## TO BE DONE
(a) From the Laplace transform thread below, extract the passage starting with "i'm trying to" and going on through "what I mean?".
(b) Answer these questions using the Laplace transform thread below:
(i) What expression does the asker reach after completing the square?
(ii) Which theorem does the problem say to use?
(iii) In the reply that mentions "calc I", what does t stand for?

## TEXT PASSAGE
================================
Question

Hi everyone! I'm doing an inverse Laplace transform s/(s^2 + 4s + 5)...then I use completing the square to get to s/ [(s+2)^2 + 1]...now this problem asks you to use the first translation theorem L{e^at * f(t)} = F(s-a) so the next step is to add and subtract 2 on the numerator like this >>>
(s + 2 - 2)/ [(s+2)^2 + 1]...my question is why do they use 2? Thanks! :o)

Answer 1

why not +9-9 for example?

Answer 2

@rational

Answer 3

@ParthKohli can you help me? :o)

Answer 4

Ah, I'm not too familiar with DEs yet, but your question seems to be mostly about algebraic manipulation. I don't know how the theorem is applied, but I can tell that they did \((s+2) -2\) keeping in mind the \((s+2)^2 + 1\) in the denominator.

Answer 5

i'm trying to figure out how to word my question..one sec lol

Answer 6

when they did +2-2, it looks like that order is somehow significant when they eventualy split up the problem because the s+2 on top and bottom get separated from the -2 like this>>>
[ (s+2)/(s+2)^2+1 ] - [ 2/ )s+2)^2 +1 ]...see what I mean?

I wonder if they would have gotten the wrong answer if they put the s-2 in the numerator on the left side ?

Answer 7

Yeah, I believe you just answered your own question! Expressions of the form \(\frac{t}{t^2 + 1}\) and \(\frac{1}{t^2 + 1}\) are simple to work with, at least, in calc I. (Here, \(t := s+2\).)

I do not know the Laplace Transform part of it, but what I can tell from context is that you wouldn't have been able to do the same with any other kind of splitting.

Answer 8

@rational knows this stuff, and he may be able to add to my argument.

Answer 9

I tagged him but he must be busy

Answer 10

@Callisto?
================================
## DATA

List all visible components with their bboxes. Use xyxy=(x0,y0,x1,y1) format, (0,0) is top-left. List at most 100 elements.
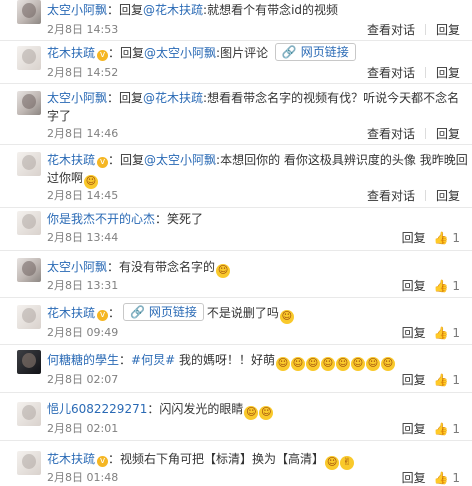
================================
## EXPECTED ANSWERS
(a)
i'm trying to figure out how to word my question..one sec lol

Answer 6

when they did +2-2, it looks like that order is somehow significant when they eventualy split up the problem because the s+2 on top and bottom get separated from the -2 like this>>>
[ (s+2)/(s+2)^2+1 ] - [ 2/ )s+2)^2 +1 ]...see what I mean?

(b)
(i) s/[(s+2)^2 + 1]
(ii) The first translation theorem, L{e^at * f(t)} = F(s-a)
(iii) s+2